**JOB:** Transcribe the material exactly. Images do not belong in the copy.

**Records that describe figures:**
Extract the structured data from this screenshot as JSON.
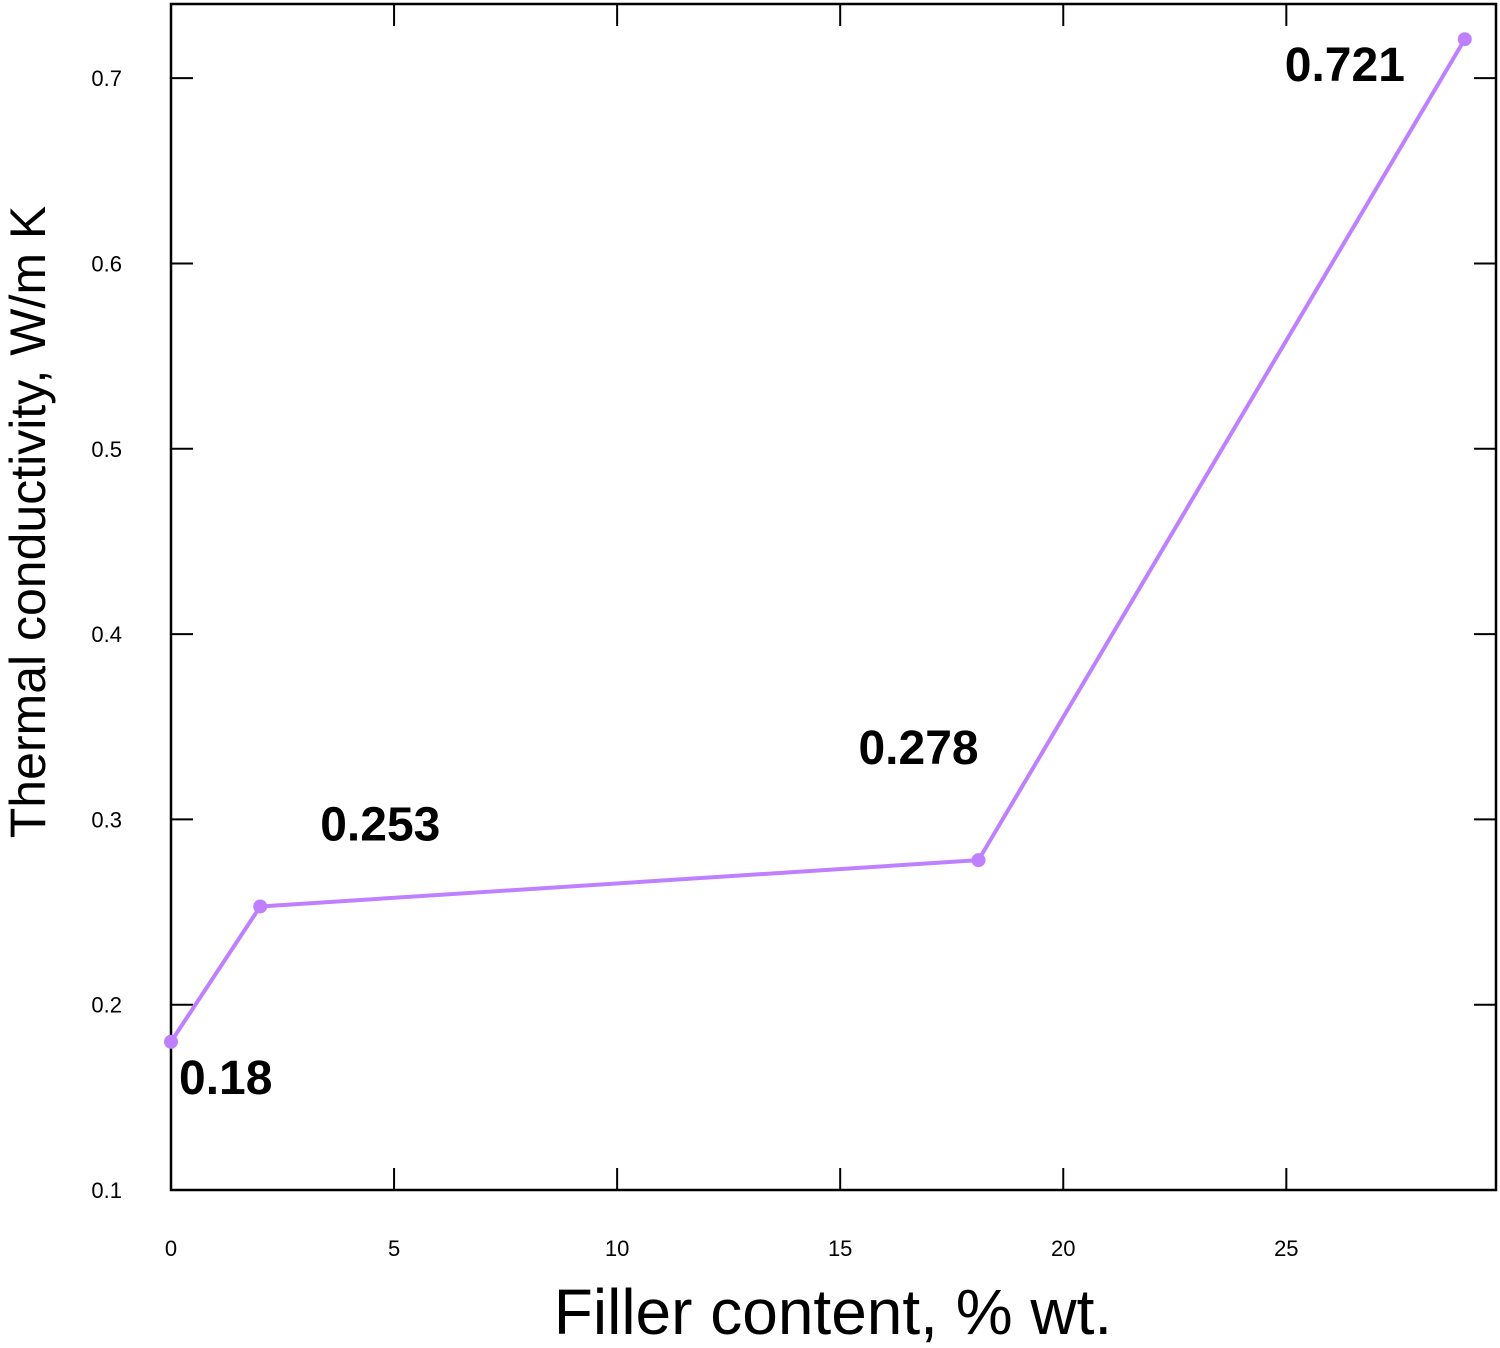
{
  "chart_data": {
    "type": "line",
    "title": "",
    "xlabel": "Filler content, % wt.",
    "ylabel": "Thermal conductivity, W/m K",
    "xlim": [
      0,
      29.7
    ],
    "ylim": [
      0.1,
      0.74
    ],
    "x_ticks": [
      0,
      5,
      10,
      15,
      20,
      25
    ],
    "y_ticks": [
      0.1,
      0.2,
      0.3,
      0.4,
      0.5,
      0.6,
      0.7
    ],
    "x_tick_labels": [
      "0",
      "5",
      "10",
      "15",
      "20",
      "25"
    ],
    "y_tick_labels": [
      "0.1",
      "0.2",
      "0.3",
      "0.4",
      "0.5",
      "0.6",
      "0.7"
    ],
    "grid": false,
    "legend": "none",
    "series": [
      {
        "color": "#bf80ff",
        "x": [
          0,
          2,
          18.1,
          29
        ],
        "y": [
          0.18,
          0.253,
          0.278,
          0.721
        ]
      }
    ],
    "annotations": [
      {
        "text": "0.18",
        "x": 0,
        "y": 0.18
      },
      {
        "text": "0.253",
        "x": 2,
        "y": 0.253
      },
      {
        "text": "0.278",
        "x": 18.1,
        "y": 0.278
      },
      {
        "text": "0.721",
        "x": 29,
        "y": 0.721
      }
    ]
  }
}
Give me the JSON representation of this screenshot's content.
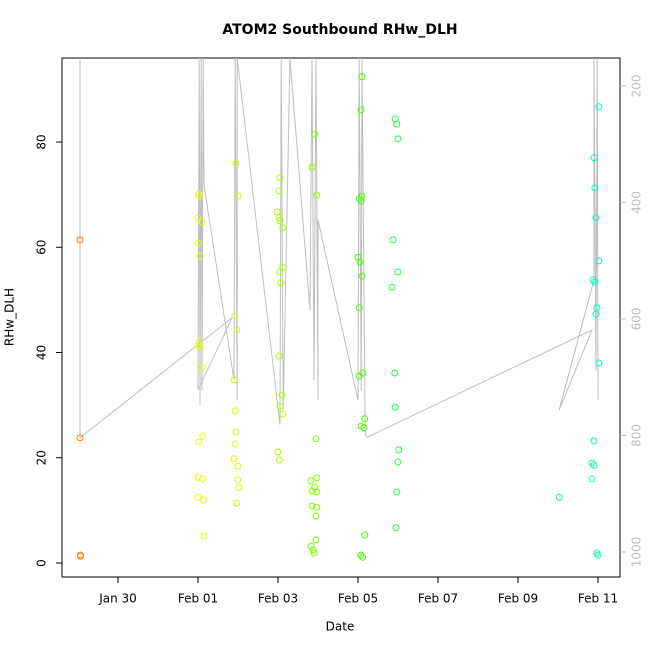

**TASK SOLUTION:**
Extract the structured data from this screenshot as JSON.
{
  "chart_data": {
    "type": "line",
    "title": "",
    "xlabel": "Filler content, % wt.",
    "ylabel": "Thermal conductivity, W/m K",
    "xlim": [
      0,
      29.7
    ],
    "ylim": [
      0.1,
      0.74
    ],
    "x_ticks": [
      0,
      5,
      10,
      15,
      20,
      25
    ],
    "y_ticks": [
      0.1,
      0.2,
      0.3,
      0.4,
      0.5,
      0.6,
      0.7
    ],
    "x_tick_labels": [
      "0",
      "5",
      "10",
      "15",
      "20",
      "25"
    ],
    "y_tick_labels": [
      "0.1",
      "0.2",
      "0.3",
      "0.4",
      "0.5",
      "0.6",
      "0.7"
    ],
    "grid": false,
    "legend": "none",
    "series": [
      {
        "color": "#bf80ff",
        "x": [
          0,
          2,
          18.1,
          29
        ],
        "y": [
          0.18,
          0.253,
          0.278,
          0.721
        ]
      }
    ],
    "annotations": [
      {
        "text": "0.18",
        "x": 0,
        "y": 0.18
      },
      {
        "text": "0.253",
        "x": 2,
        "y": 0.253
      },
      {
        "text": "0.278",
        "x": 18.1,
        "y": 0.278
      },
      {
        "text": "0.721",
        "x": 29,
        "y": 0.721
      }
    ]
  }
}
Give me the JSON representation of this screenshot's content.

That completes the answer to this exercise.